## The records
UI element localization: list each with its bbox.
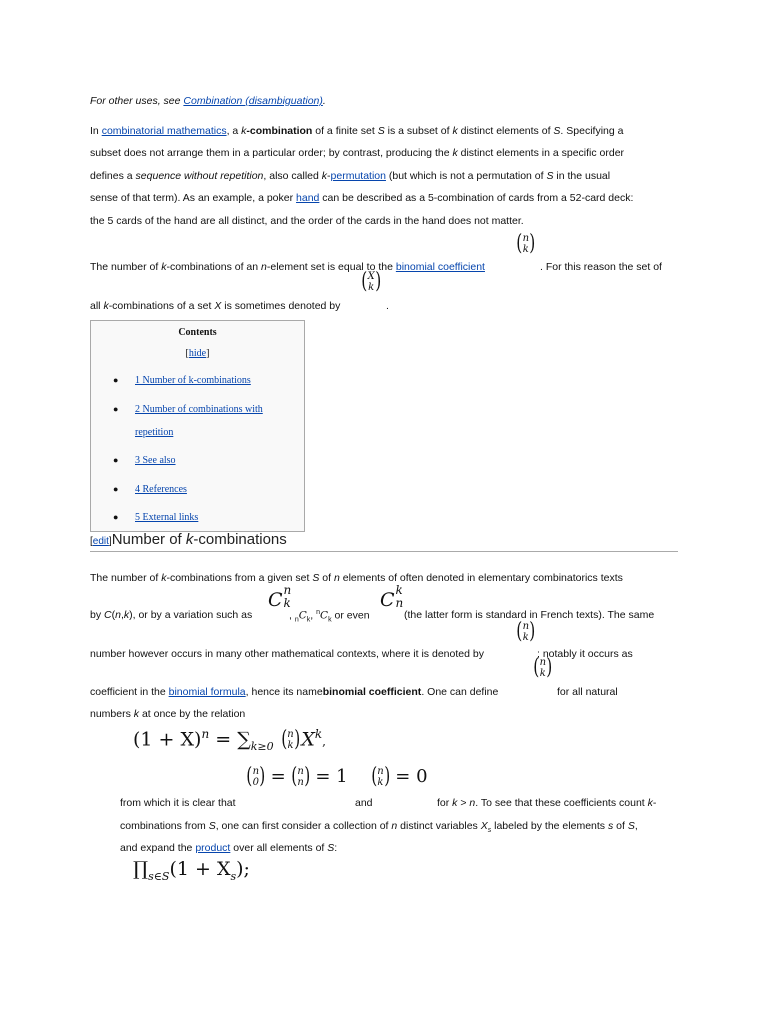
para3-line-4b: for all natural [557,686,618,698]
toc-item-number-of-k-combinations[interactable]: 1 Number of k-combinations [135,375,251,386]
para3-line-2c: (the latter form is standard in French texts). The same [404,609,655,621]
C-n-k-formula: C n k [268,583,292,611]
toc-item-combinations-with-repetition-cont[interactable]: repetition [135,427,174,438]
binom-image-4: ( n k ) [533,655,553,680]
para4-line-1b: and [355,797,373,809]
para4-line-1a: from which it is clear that [120,797,236,809]
product-equation: $\prod_{s\in S}(1 + X_s)$; [133,858,250,883]
section-title: Number of k-combinations [111,531,287,548]
binomial-coefficient-link[interactable]: binomial coefficient [395,261,485,273]
para3-line-3a: number however occurs in many other mathematical contexts, where it is denoted by [90,648,484,660]
intro-line-5: the 5 cards of the hand are all distinct, and the order of the cards in the hand does not matter. [90,215,524,227]
boundary-values-equation: ( n 0 ) = ( n n ) = 1 ( n k ) = 0 [246,766,428,788]
para2-line-1-end: . For this reason the set of [540,261,662,273]
binomial-theorem-equation: $(1 + X)^n = \sum_{k\ge 0}$ ( n k ) $X^k$, [133,727,326,754]
intro-line-1: In combinatorial mathematics, a k-combination of a finite set S is a subset of k distinct elements of S. Specifying a [90,125,624,137]
binom-image-1: ( n k ) [516,231,536,256]
para3-line-5: numbers k at once by the relation [90,708,246,720]
binomial-formula-link[interactable]: binomial formula [168,686,246,698]
toc-item-combinations-with-repetition[interactable]: 2 Number of combinations with [135,404,263,415]
toc-title: Contents [178,327,217,338]
intro-line-4: sense of that term). As an example, a poker hand can be described as a 5-combination of cards from a 52-card deck: [90,192,634,204]
edit-section: [edit] [90,536,112,547]
hatnote [90,95,326,108]
para4-line-1c: for k > n. To see that these coefficients count k- [437,797,657,809]
hatnote-suffix: . [322,95,326,107]
section-divider [90,551,678,552]
toc-item-references[interactable]: 4 References [135,484,187,495]
C-k-n-formula: C k n [380,583,404,611]
para3-line-2a: by C(n,k), or by a variation such as [90,609,253,621]
toc-bullet-1: ● [113,375,119,385]
toc-item-external-links[interactable]: 5 External links [135,512,199,523]
intro-line-2: subset does not arrange them in a particular order; by contrast, producing the k distinct elements in a specific order [90,147,625,159]
toc-bullet-2: ● [113,404,119,414]
edit-link[interactable]: edit [92,536,109,547]
para2-line-2-end: . [386,300,389,312]
section-heading [90,531,287,549]
table-of-contents [90,320,305,532]
disambiguation-link[interactable]: Combination (disambiguation) [183,95,323,107]
toc-item-see-also[interactable]: 3 See also [135,455,176,466]
para4-line-2: combinations from S, one can first consider a collection of n distinct variables $X_s$ labeled by the elements s of S, [120,820,638,835]
intro-line-3: defines a sequence without repetition, also called k-permutation (but which is not a permutation of S in the usual [90,170,611,182]
para4-line-3: and expand the product over all elements of S: [120,842,338,854]
toc-hide: [hide] [185,348,210,359]
toc-bullet-4: ● [113,484,119,494]
binom-image-3: ( n k ) [516,619,536,644]
para2-line-2: all k-combinations of a set X is sometimes denoted by [90,300,341,312]
binom-image-2: ( X k ) [361,269,382,294]
hatnote-prefix: For other uses, see [90,95,184,107]
para3-line-2b: , $_nC_k$, $^nC_k$ or even [289,609,370,624]
toc-hide-link[interactable]: hide [188,348,207,359]
para2-line-1: The number of k-combinations of an n-element set is equal to the binomial coefficient [90,261,485,273]
para3-line-3b: ; notably it occurs as [537,648,633,660]
combinatorial-mathematics-link[interactable]: combinatorial mathematics [101,125,227,137]
toc-bullet-3: ● [113,455,119,465]
para3-line-1: The number of k-combinations from a given set S of n elements of often denoted in elementary combinatorics texts [90,572,623,584]
product-link[interactable]: product [195,842,231,854]
permutation-link[interactable]: permutation [330,170,386,182]
hand-link[interactable]: hand [296,192,320,204]
para3-line-4a: coefficient in the binomial formula, hence its namebinomial coefficient. One can define [90,686,499,698]
toc-bullet-5: ● [113,512,119,522]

## Short exercise
Rewrite all the records above with "deck" replaced by "pack" wherever it occurs, keeping everything else unchanged. Leave out the pictures.

## Exercise output
UI element localization: list each with its bbox.
para3-line-4b: for all natural [557,686,618,698]
toc-item-number-of-k-combinations[interactable]: 1 Number of k-combinations [135,375,251,386]
para3-line-2c: (the latter form is standard in French texts). The same [404,609,655,621]
C-n-k-formula: C n k [268,583,292,611]
toc-item-combinations-with-repetition-cont[interactable]: repetition [135,427,174,438]
binom-image-4: ( n k ) [533,655,553,680]
para4-line-1b: and [355,797,373,809]
para4-line-1a: from which it is clear that [120,797,236,809]
product-equation: $\prod_{s\in S}(1 + X_s)$; [133,858,250,883]
section-title: Number of k-combinations [111,531,287,548]
binomial-coefficient-link[interactable]: binomial coefficient [395,261,485,273]
para3-line-3a: number however occurs in many other mathematical contexts, where it is denoted by [90,648,484,660]
intro-line-5: the 5 cards of the hand are all distinct, and the order of the cards in the hand does not matter. [90,215,524,227]
boundary-values-equation: ( n 0 ) = ( n n ) = 1 ( n k ) = 0 [246,766,428,788]
para2-line-1-end: . For this reason the set of [540,261,662,273]
binomial-theorem-equation: $(1 + X)^n = \sum_{k\ge 0}$ ( n k ) $X^k$, [133,727,326,754]
intro-line-1: In combinatorial mathematics, a k-combination of a finite set S is a subset of k distinct elements of S. Specifying a [90,125,624,137]
binom-image-1: ( n k ) [516,231,536,256]
para3-line-5: numbers k at once by the relation [90,708,246,720]
binomial-formula-link[interactable]: binomial formula [168,686,246,698]
toc-item-combinations-with-repetition[interactable]: 2 Number of combinations with [135,404,263,415]
toc-title: Contents [178,327,217,338]
intro-line-4: sense of that term). As an example, a poker hand can be described as a 5-combination of cards from a 52-card pack: [90,192,634,204]
edit-section: [edit] [90,536,112,547]
hatnote [90,95,326,108]
para4-line-1c: for k > n. To see that these coefficients count k- [437,797,657,809]
hatnote-suffix: . [322,95,326,107]
section-divider [90,551,678,552]
toc-item-references[interactable]: 4 References [135,484,187,495]
C-k-n-formula: C k n [380,583,404,611]
para3-line-2a: by C(n,k), or by a variation such as [90,609,253,621]
toc-bullet-1: ● [113,375,119,385]
toc-item-external-links[interactable]: 5 External links [135,512,199,523]
intro-line-2: subset does not arrange them in a particular order; by contrast, producing the k distinct elements in a specific order [90,147,625,159]
toc-bullet-2: ● [113,404,119,414]
edit-link[interactable]: edit [92,536,109,547]
para2-line-2-end: . [386,300,389,312]
section-heading [90,531,287,549]
table-of-contents [90,320,305,532]
disambiguation-link[interactable]: Combination (disambiguation) [183,95,323,107]
toc-item-see-also[interactable]: 3 See also [135,455,176,466]
para4-line-2: combinations from S, one can first consider a collection of n distinct variables $X_s$ labeled by the elements s of S, [120,820,638,835]
intro-line-3: defines a sequence without repetition, also called k-permutation (but which is not a permutation of S in the usual [90,170,611,182]
para4-line-3: and expand the product over all elements of S: [120,842,338,854]
toc-hide: [hide] [185,348,210,359]
toc-bullet-4: ● [113,484,119,494]
binom-image-3: ( n k ) [516,619,536,644]
para2-line-2: all k-combinations of a set X is sometimes denoted by [90,300,341,312]
binom-image-2: ( X k ) [361,269,382,294]
hatnote-prefix: For other uses, see [90,95,184,107]
para3-line-2b: , $_nC_k$, $^nC_k$ or even [289,609,370,624]
toc-hide-link[interactable]: hide [188,348,207,359]
para2-line-1: The number of k-combinations of an n-element set is equal to the binomial coefficient [90,261,485,273]
para3-line-3b: ; notably it occurs as [537,648,633,660]
combinatorial-mathematics-link[interactable]: combinatorial mathematics [101,125,227,137]
toc-bullet-3: ● [113,455,119,465]
para3-line-1: The number of k-combinations from a given set S of n elements of often denoted in elementary combinatorics texts [90,572,623,584]
product-link[interactable]: product [195,842,231,854]
permutation-link[interactable]: permutation [330,170,386,182]
hand-link[interactable]: hand [296,192,320,204]
para3-line-4a: coefficient in the binomial formula, hence its namebinomial coefficient. One can define [90,686,499,698]
toc-bullet-5: ● [113,512,119,522]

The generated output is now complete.